Check every line of the entries below for the word "annotation", and copy the ones that have it.

» **Data supplied**:

***

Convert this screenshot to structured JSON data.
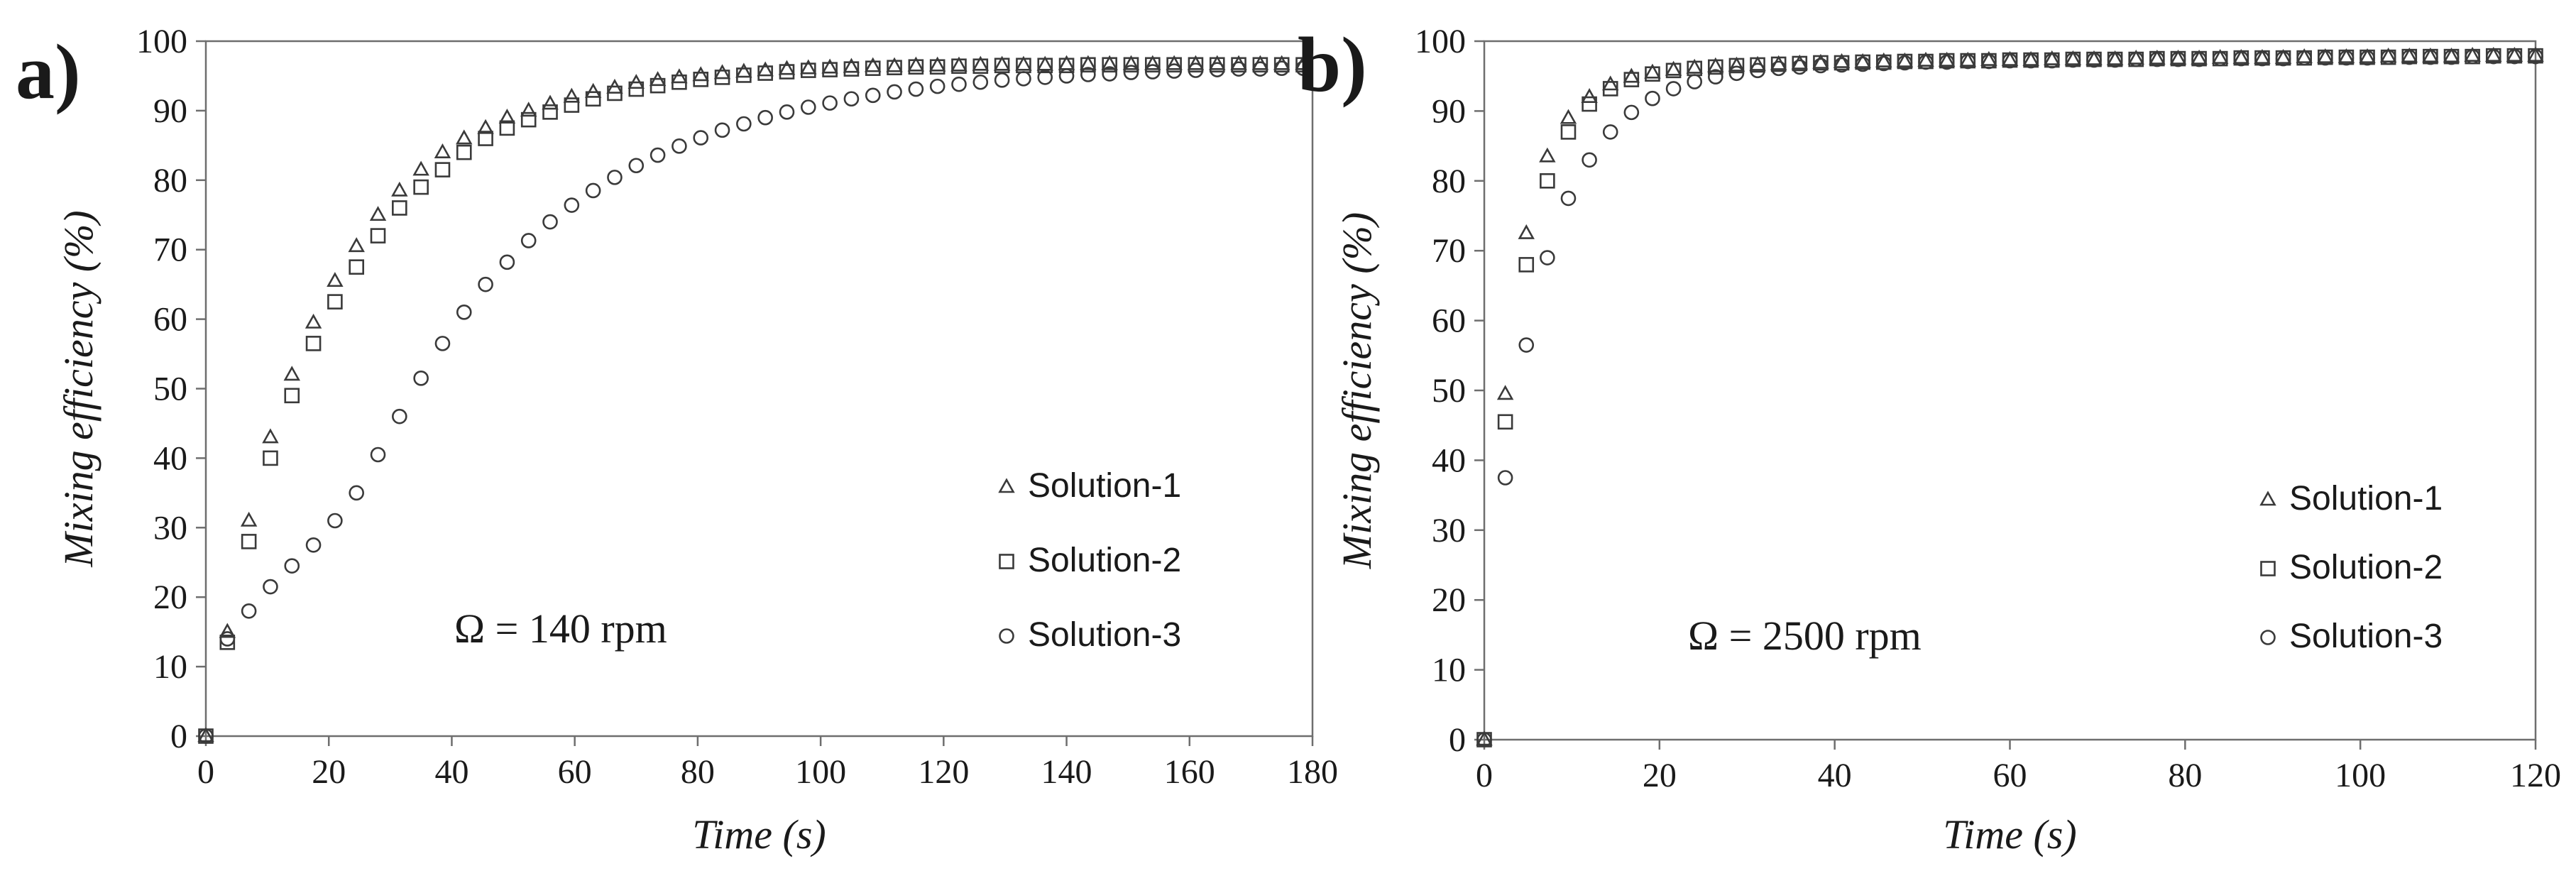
{
  "chart_data": [
    {
      "panel_label": "a)",
      "type": "scatter",
      "xlabel": "Time (s)",
      "ylabel": "Mixing efficiency (%)",
      "xlim": [
        0,
        180
      ],
      "ylim": [
        0,
        100
      ],
      "xticks": [
        "0",
        "20",
        "40",
        "60",
        "80",
        "100",
        "120",
        "140",
        "160",
        "180"
      ],
      "yticks": [
        "0",
        "10",
        "20",
        "30",
        "40",
        "50",
        "60",
        "70",
        "80",
        "90",
        "100"
      ],
      "grid": false,
      "legend_position": "right",
      "annotation": "Ω = 140 rpm",
      "series": [
        {
          "name": "Solution-1",
          "marker": "triangle",
          "x": [
            0,
            3.5,
            7,
            10.5,
            14,
            17.5,
            21,
            24.5,
            28,
            31.5,
            35,
            38.5,
            42,
            45.5,
            49,
            52.5,
            56,
            59.5,
            63,
            66.5,
            70,
            73.5,
            77,
            80.5,
            84,
            87.5,
            91,
            94.5,
            98,
            101.5,
            105,
            108.5,
            112,
            115.5,
            119,
            122.5,
            126,
            129.5,
            133,
            136.5,
            140,
            143.5,
            147,
            150.5,
            154,
            157.5,
            161,
            164.5,
            168,
            171.5,
            175,
            178.5
          ],
          "y": [
            0,
            15,
            31,
            43,
            52,
            59.5,
            65.5,
            70.5,
            75,
            78.5,
            81.5,
            84,
            86,
            87.5,
            89,
            90,
            91,
            92,
            92.7,
            93.3,
            94,
            94.4,
            94.8,
            95.1,
            95.4,
            95.6,
            95.8,
            96,
            96.1,
            96.2,
            96.3,
            96.4,
            96.4,
            96.5,
            96.5,
            96.5,
            96.6,
            96.6,
            96.6,
            96.6,
            96.7,
            96.7,
            96.7,
            96.7,
            96.7,
            96.7,
            96.7,
            96.7,
            96.7,
            96.7,
            96.7,
            96.7
          ]
        },
        {
          "name": "Solution-2",
          "marker": "square",
          "x": [
            0,
            3.5,
            7,
            10.5,
            14,
            17.5,
            21,
            24.5,
            28,
            31.5,
            35,
            38.5,
            42,
            45.5,
            49,
            52.5,
            56,
            59.5,
            63,
            66.5,
            70,
            73.5,
            77,
            80.5,
            84,
            87.5,
            91,
            94.5,
            98,
            101.5,
            105,
            108.5,
            112,
            115.5,
            119,
            122.5,
            126,
            129.5,
            133,
            136.5,
            140,
            143.5,
            147,
            150.5,
            154,
            157.5,
            161,
            164.5,
            168,
            171.5,
            175,
            178.5
          ],
          "y": [
            0,
            13.5,
            28,
            40,
            49,
            56.5,
            62.5,
            67.5,
            72,
            76,
            79,
            81.5,
            84,
            86,
            87.5,
            88.7,
            89.8,
            90.8,
            91.7,
            92.5,
            93.1,
            93.6,
            94.1,
            94.5,
            94.8,
            95.1,
            95.4,
            95.6,
            95.8,
            95.9,
            96,
            96.1,
            96.2,
            96.3,
            96.3,
            96.4,
            96.4,
            96.5,
            96.5,
            96.5,
            96.5,
            96.6,
            96.6,
            96.6,
            96.6,
            96.6,
            96.6,
            96.6,
            96.6,
            96.6,
            96.6,
            96.6
          ]
        },
        {
          "name": "Solution-3",
          "marker": "circle",
          "x": [
            0,
            3.5,
            7,
            10.5,
            14,
            17.5,
            21,
            24.5,
            28,
            31.5,
            35,
            38.5,
            42,
            45.5,
            49,
            52.5,
            56,
            59.5,
            63,
            66.5,
            70,
            73.5,
            77,
            80.5,
            84,
            87.5,
            91,
            94.5,
            98,
            101.5,
            105,
            108.5,
            112,
            115.5,
            119,
            122.5,
            126,
            129.5,
            133,
            136.5,
            140,
            143.5,
            147,
            150.5,
            154,
            157.5,
            161,
            164.5,
            168,
            171.5,
            175,
            178.5
          ],
          "y": [
            0,
            14,
            18,
            21.5,
            24.5,
            27.5,
            31,
            35,
            40.5,
            46,
            51.5,
            56.5,
            61,
            65,
            68.2,
            71.3,
            74,
            76.4,
            78.5,
            80.4,
            82.1,
            83.6,
            84.9,
            86.1,
            87.2,
            88.1,
            89,
            89.8,
            90.5,
            91.1,
            91.7,
            92.2,
            92.7,
            93.1,
            93.5,
            93.8,
            94.1,
            94.4,
            94.6,
            94.8,
            95,
            95.2,
            95.3,
            95.5,
            95.6,
            95.7,
            95.8,
            95.9,
            96,
            96,
            96.1,
            96.1
          ]
        }
      ]
    },
    {
      "panel_label": "b)",
      "type": "scatter",
      "xlabel": "Time (s)",
      "ylabel": "Mixing efficiency (%)",
      "xlim": [
        0,
        120
      ],
      "ylim": [
        0,
        100
      ],
      "xticks": [
        "0",
        "20",
        "40",
        "60",
        "80",
        "100",
        "120"
      ],
      "yticks": [
        "0",
        "10",
        "20",
        "30",
        "40",
        "50",
        "60",
        "70",
        "80",
        "90",
        "100"
      ],
      "grid": false,
      "legend_position": "right",
      "annotation": "Ω = 2500 rpm",
      "series": [
        {
          "name": "Solution-1",
          "marker": "triangle",
          "x": [
            0,
            2.4,
            4.8,
            7.2,
            9.6,
            12,
            14.4,
            16.8,
            19.2,
            21.6,
            24,
            26.4,
            28.8,
            31.2,
            33.6,
            36,
            38.4,
            40.8,
            43.2,
            45.6,
            48,
            50.4,
            52.8,
            55.2,
            57.6,
            60,
            62.4,
            64.8,
            67.2,
            69.6,
            72,
            74.4,
            76.8,
            79.2,
            81.6,
            84,
            86.4,
            88.8,
            91.2,
            93.6,
            96,
            98.4,
            100.8,
            103.2,
            105.6,
            108,
            110.4,
            112.8,
            115.2,
            117.6,
            120
          ],
          "y": [
            0,
            49.5,
            72.5,
            83.5,
            89,
            92,
            93.8,
            94.9,
            95.5,
            95.9,
            96.2,
            96.4,
            96.5,
            96.6,
            96.7,
            96.8,
            96.9,
            97,
            97,
            97.1,
            97.1,
            97.2,
            97.2,
            97.2,
            97.3,
            97.3,
            97.3,
            97.4,
            97.4,
            97.4,
            97.4,
            97.5,
            97.5,
            97.5,
            97.5,
            97.6,
            97.6,
            97.6,
            97.6,
            97.7,
            97.7,
            97.7,
            97.7,
            97.8,
            97.8,
            97.8,
            97.8,
            97.9,
            97.9,
            97.9,
            97.9
          ]
        },
        {
          "name": "Solution-2",
          "marker": "square",
          "x": [
            0,
            2.4,
            4.8,
            7.2,
            9.6,
            12,
            14.4,
            16.8,
            19.2,
            21.6,
            24,
            26.4,
            28.8,
            31.2,
            33.6,
            36,
            38.4,
            40.8,
            43.2,
            45.6,
            48,
            50.4,
            52.8,
            55.2,
            57.6,
            60,
            62.4,
            64.8,
            67.2,
            69.6,
            72,
            74.4,
            76.8,
            79.2,
            81.6,
            84,
            86.4,
            88.8,
            91.2,
            93.6,
            96,
            98.4,
            100.8,
            103.2,
            105.6,
            108,
            110.4,
            112.8,
            115.2,
            117.6,
            120
          ],
          "y": [
            0,
            45.5,
            68,
            80,
            87,
            91,
            93.2,
            94.5,
            95.3,
            95.8,
            96.1,
            96.3,
            96.5,
            96.6,
            96.7,
            96.8,
            96.9,
            96.9,
            97,
            97,
            97.1,
            97.1,
            97.2,
            97.2,
            97.2,
            97.3,
            97.3,
            97.3,
            97.4,
            97.4,
            97.4,
            97.4,
            97.5,
            97.5,
            97.5,
            97.5,
            97.6,
            97.6,
            97.6,
            97.6,
            97.7,
            97.7,
            97.7,
            97.7,
            97.8,
            97.8,
            97.8,
            97.8,
            97.9,
            97.9,
            97.9
          ]
        },
        {
          "name": "Solution-3",
          "marker": "circle",
          "x": [
            0,
            2.4,
            4.8,
            7.2,
            9.6,
            12,
            14.4,
            16.8,
            19.2,
            21.6,
            24,
            26.4,
            28.8,
            31.2,
            33.6,
            36,
            38.4,
            40.8,
            43.2,
            45.6,
            48,
            50.4,
            52.8,
            55.2,
            57.6,
            60,
            62.4,
            64.8,
            67.2,
            69.6,
            72,
            74.4,
            76.8,
            79.2,
            81.6,
            84,
            86.4,
            88.8,
            91.2,
            93.6,
            96,
            98.4,
            100.8,
            103.2,
            105.6,
            108,
            110.4,
            112.8,
            115.2,
            117.6,
            120
          ],
          "y": [
            0,
            37.5,
            56.5,
            69,
            77.5,
            83,
            87,
            89.8,
            91.8,
            93.2,
            94.2,
            94.9,
            95.4,
            95.8,
            96.1,
            96.3,
            96.5,
            96.6,
            96.7,
            96.8,
            96.9,
            97,
            97,
            97.1,
            97.1,
            97.2,
            97.2,
            97.2,
            97.3,
            97.3,
            97.3,
            97.4,
            97.4,
            97.4,
            97.4,
            97.5,
            97.5,
            97.5,
            97.5,
            97.6,
            97.6,
            97.6,
            97.6,
            97.7,
            97.7,
            97.7,
            97.7,
            97.8,
            97.8,
            97.8,
            97.8
          ]
        }
      ]
    }
  ]
}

***

» **Answer**:
      "annotation": "Ω = 140 rpm",
      "annotation": "Ω = 2500 rpm",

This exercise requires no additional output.